**Text:**
....
Reputation: 40746
Currently I'm having the following table structure.
Master table Documents:
ID | Filename |
---|---|
1 | document1.pdf |
2 | document2.pdf |
3 | document3.pdf |
Detail table Keywords:
ID | DocumentID | Keyword |
---|---|---|
1 | 1 | KeywordA |
2 | 1 | KeywordB |
3 | 1 | KeywordC |
4 | 2 | KeywordB |
5 | 3 | KeywordA |
6 | 3 | KeywordD |
Code to create this:
CREATE TABLE Documents (
ID int IDENTITY(1,1) PRIMARY KEY,
Filename nvarchar(255) NOT NULL
);
CREATE TABLE Keywords (
ID int IDENTITY(1,1) PRIMARY KEY,
DocumentID int NOT NULL,
Keyword nvarchar(255) NOT NULL
);
INSERT INTO Documents(Filename) VALUES
('document1.pdf'), ('document2.pdf'), ('document3.pdf');
INSERT INTO Keywords(DocumentID, Keyword) VALUES
(1, 'KeywordA'),
(1, 'KeywordB'),
(1, 'KeywordC'),
(2, 'KeywordB'),
(3, 'KeywordA'),
(3, 'KeywordD');
I'm looking for a way to get all documents matching a certain keyword.
This could be e.g. written with the following T-SQL query:
SELECT Documents.*
FROM Documents
WHERE Documents.ID IN
(
SELECT Keywords.DocumentID
FROM Keywords
WHERE Keywords.Keyword = 'KeywordA'
)
This works successfully.
What I'm currently stuck with is when I want to find all documents that match multiple keyword, combined with logical AND.
E.g. find a document that has three detail records with keyword A, B and C.
I think the following might work, but I don't know whether this performant or elegant at all:
SELECT Documents.*
FROM Documents
WHERE Documents.ID IN
(
SELECT Keywords.DocumentID
FROM Keywords
WHERE
Keywords.Keyword = 'KeywordA' OR
Keywords.Keyword = 'KeywordB'
GROUP BY Keywords.DocumentID HAVING COUNT(*) = 2
)
How to write a (performant) SQL query to find all documents that have multiple keywords associated.
If it is easier, a solution with a constant number of keywords (e.g. 3) would be sufficient.
Upvotes: 1
Views: 506
Reputation: 13237
I hope the following query can help you
SELECT D.ID
FROM Documents D
JOIN Keywords K ON K.DocumentID = D.ID
WHERE K.Keyword IN ('KeywordA', 'KeywordB', 'KeywordC')
....
Part of a data file
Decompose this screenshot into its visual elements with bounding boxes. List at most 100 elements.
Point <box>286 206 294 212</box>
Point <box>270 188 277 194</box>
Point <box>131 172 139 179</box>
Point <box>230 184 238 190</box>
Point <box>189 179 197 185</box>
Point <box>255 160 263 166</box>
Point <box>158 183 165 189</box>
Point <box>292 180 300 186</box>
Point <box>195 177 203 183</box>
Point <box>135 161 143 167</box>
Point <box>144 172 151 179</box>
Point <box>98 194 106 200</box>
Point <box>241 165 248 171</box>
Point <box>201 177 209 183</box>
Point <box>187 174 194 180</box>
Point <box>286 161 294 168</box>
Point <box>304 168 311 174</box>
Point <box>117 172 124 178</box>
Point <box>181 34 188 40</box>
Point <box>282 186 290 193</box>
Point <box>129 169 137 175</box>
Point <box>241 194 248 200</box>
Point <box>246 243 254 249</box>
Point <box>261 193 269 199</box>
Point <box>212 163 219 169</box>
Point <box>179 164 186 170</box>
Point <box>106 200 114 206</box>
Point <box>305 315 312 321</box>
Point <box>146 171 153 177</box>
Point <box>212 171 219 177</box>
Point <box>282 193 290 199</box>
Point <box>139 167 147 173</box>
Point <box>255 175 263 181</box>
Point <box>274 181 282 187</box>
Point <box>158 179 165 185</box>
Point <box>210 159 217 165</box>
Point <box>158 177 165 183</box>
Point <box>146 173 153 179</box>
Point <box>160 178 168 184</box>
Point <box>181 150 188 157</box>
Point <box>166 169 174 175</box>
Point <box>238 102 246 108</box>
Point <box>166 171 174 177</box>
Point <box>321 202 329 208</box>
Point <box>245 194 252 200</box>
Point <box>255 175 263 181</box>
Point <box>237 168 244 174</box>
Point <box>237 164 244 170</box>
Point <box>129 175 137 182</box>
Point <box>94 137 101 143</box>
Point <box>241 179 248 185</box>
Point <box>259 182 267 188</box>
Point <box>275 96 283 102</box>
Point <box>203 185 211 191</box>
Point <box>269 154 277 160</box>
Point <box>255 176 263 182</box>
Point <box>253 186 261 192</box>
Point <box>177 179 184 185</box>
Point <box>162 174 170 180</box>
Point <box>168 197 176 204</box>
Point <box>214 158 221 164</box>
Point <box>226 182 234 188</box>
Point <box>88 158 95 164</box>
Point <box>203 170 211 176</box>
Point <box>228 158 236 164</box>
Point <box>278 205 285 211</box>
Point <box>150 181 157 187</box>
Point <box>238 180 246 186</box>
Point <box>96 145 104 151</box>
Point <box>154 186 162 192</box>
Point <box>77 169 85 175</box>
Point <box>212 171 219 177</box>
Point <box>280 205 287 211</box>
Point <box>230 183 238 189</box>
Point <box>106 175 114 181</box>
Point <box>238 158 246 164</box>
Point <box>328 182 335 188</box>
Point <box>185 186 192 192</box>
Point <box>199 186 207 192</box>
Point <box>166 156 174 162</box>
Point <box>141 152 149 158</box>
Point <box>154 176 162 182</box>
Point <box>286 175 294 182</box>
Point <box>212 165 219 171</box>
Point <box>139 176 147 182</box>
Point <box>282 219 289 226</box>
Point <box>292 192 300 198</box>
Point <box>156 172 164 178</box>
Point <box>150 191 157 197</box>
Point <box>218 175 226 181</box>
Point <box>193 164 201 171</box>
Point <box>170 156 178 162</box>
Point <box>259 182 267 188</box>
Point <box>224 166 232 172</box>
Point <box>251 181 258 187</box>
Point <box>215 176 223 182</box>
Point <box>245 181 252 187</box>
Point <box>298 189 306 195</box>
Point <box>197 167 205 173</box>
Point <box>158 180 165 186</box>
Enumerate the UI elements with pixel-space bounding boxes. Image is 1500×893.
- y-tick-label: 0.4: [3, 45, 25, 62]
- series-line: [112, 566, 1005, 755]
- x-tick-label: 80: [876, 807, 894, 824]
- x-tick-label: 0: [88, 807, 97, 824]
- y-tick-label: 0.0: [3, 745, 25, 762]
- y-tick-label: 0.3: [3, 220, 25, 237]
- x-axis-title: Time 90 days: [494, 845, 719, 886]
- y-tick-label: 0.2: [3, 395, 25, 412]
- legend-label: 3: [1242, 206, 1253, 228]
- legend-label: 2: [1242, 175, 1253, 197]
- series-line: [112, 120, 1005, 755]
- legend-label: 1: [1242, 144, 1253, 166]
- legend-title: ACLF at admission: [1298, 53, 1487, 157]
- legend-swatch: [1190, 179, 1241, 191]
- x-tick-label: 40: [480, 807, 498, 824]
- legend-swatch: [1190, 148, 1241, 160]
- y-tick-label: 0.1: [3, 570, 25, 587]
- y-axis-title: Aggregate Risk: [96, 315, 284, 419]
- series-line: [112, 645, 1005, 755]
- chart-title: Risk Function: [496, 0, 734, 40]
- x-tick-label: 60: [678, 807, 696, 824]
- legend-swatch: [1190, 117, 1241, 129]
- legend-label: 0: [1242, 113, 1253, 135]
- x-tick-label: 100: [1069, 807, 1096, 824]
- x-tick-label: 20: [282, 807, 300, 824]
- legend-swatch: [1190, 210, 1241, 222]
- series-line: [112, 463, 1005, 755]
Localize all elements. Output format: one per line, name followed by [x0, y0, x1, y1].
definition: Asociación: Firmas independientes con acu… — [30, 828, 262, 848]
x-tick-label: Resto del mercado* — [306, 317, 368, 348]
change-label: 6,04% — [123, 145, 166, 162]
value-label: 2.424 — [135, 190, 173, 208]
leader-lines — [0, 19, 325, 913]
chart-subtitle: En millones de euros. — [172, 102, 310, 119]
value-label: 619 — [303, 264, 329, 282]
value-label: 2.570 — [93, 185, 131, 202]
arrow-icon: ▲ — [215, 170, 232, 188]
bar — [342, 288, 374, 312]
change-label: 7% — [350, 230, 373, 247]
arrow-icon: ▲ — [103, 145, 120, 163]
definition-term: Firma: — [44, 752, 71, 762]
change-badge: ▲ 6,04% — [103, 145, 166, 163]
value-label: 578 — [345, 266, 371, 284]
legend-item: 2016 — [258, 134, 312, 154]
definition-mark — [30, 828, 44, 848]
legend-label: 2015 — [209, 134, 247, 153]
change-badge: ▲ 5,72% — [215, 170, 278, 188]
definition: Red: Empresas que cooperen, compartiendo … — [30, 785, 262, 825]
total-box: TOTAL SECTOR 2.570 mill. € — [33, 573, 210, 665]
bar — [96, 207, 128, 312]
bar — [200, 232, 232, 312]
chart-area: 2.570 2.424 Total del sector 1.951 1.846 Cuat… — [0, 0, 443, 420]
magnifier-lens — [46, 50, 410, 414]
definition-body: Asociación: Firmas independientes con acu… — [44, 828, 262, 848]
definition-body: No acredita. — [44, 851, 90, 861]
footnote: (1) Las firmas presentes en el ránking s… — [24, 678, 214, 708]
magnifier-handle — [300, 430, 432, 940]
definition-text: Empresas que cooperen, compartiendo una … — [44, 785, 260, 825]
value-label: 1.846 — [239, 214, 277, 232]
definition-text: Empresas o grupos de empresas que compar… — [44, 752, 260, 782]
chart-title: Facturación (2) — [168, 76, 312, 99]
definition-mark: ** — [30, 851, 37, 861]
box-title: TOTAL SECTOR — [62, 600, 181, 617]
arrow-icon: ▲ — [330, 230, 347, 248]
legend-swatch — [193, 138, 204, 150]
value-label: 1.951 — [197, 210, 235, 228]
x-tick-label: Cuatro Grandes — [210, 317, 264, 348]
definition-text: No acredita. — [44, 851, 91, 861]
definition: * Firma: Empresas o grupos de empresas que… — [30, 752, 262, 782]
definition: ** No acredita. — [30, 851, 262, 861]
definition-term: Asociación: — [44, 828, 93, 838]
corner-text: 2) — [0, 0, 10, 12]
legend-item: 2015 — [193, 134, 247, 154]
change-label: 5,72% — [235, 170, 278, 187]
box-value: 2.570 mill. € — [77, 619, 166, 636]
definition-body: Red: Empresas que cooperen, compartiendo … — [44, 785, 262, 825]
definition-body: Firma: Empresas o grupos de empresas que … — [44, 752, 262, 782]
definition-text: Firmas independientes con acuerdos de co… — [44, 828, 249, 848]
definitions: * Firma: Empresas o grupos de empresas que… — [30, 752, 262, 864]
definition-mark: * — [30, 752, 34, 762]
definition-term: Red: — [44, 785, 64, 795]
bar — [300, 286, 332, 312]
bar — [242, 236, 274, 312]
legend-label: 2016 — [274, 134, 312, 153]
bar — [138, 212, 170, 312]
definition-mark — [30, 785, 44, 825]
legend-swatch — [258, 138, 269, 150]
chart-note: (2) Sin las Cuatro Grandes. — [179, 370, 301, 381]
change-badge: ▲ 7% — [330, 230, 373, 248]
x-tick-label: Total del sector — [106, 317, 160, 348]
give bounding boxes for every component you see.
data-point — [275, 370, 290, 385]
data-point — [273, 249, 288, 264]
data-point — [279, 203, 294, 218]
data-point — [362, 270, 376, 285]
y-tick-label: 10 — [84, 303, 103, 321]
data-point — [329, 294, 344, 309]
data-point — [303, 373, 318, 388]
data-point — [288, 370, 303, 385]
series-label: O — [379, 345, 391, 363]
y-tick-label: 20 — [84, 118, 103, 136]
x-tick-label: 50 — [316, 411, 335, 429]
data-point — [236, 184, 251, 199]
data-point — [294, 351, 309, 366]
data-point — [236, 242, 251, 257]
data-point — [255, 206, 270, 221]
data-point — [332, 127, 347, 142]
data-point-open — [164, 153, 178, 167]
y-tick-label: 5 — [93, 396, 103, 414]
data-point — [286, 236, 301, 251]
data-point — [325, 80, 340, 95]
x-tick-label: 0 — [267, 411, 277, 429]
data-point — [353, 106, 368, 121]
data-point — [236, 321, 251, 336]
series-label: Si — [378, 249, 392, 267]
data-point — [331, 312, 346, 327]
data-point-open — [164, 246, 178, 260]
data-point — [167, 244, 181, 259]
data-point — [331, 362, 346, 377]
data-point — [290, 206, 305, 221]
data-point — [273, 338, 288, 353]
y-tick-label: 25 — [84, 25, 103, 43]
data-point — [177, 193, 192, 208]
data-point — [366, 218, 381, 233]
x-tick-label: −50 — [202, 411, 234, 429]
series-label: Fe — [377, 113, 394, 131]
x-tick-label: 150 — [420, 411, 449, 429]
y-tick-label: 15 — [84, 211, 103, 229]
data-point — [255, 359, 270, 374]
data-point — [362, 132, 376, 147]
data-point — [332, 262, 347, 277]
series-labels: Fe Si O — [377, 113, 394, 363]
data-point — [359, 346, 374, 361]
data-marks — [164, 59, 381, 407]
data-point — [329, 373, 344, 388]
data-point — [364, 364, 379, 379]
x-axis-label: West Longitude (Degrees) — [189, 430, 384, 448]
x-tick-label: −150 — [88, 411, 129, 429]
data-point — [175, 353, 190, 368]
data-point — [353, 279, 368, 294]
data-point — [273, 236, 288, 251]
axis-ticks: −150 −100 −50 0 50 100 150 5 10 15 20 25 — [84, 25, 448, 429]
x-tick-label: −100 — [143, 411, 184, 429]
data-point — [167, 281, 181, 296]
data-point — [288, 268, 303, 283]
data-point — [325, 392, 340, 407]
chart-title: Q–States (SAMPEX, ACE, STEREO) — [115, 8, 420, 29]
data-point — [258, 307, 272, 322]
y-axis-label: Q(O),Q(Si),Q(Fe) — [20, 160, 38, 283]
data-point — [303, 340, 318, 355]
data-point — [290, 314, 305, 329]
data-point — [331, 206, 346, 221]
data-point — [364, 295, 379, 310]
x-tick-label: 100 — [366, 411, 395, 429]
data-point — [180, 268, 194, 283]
....
**Exercise requirements:**
In the SQL thread, what number does the asker's HAVING clause require COUNT(*) to equal?

**Solution to this task:**
It requires COUNT(*) to equal 2.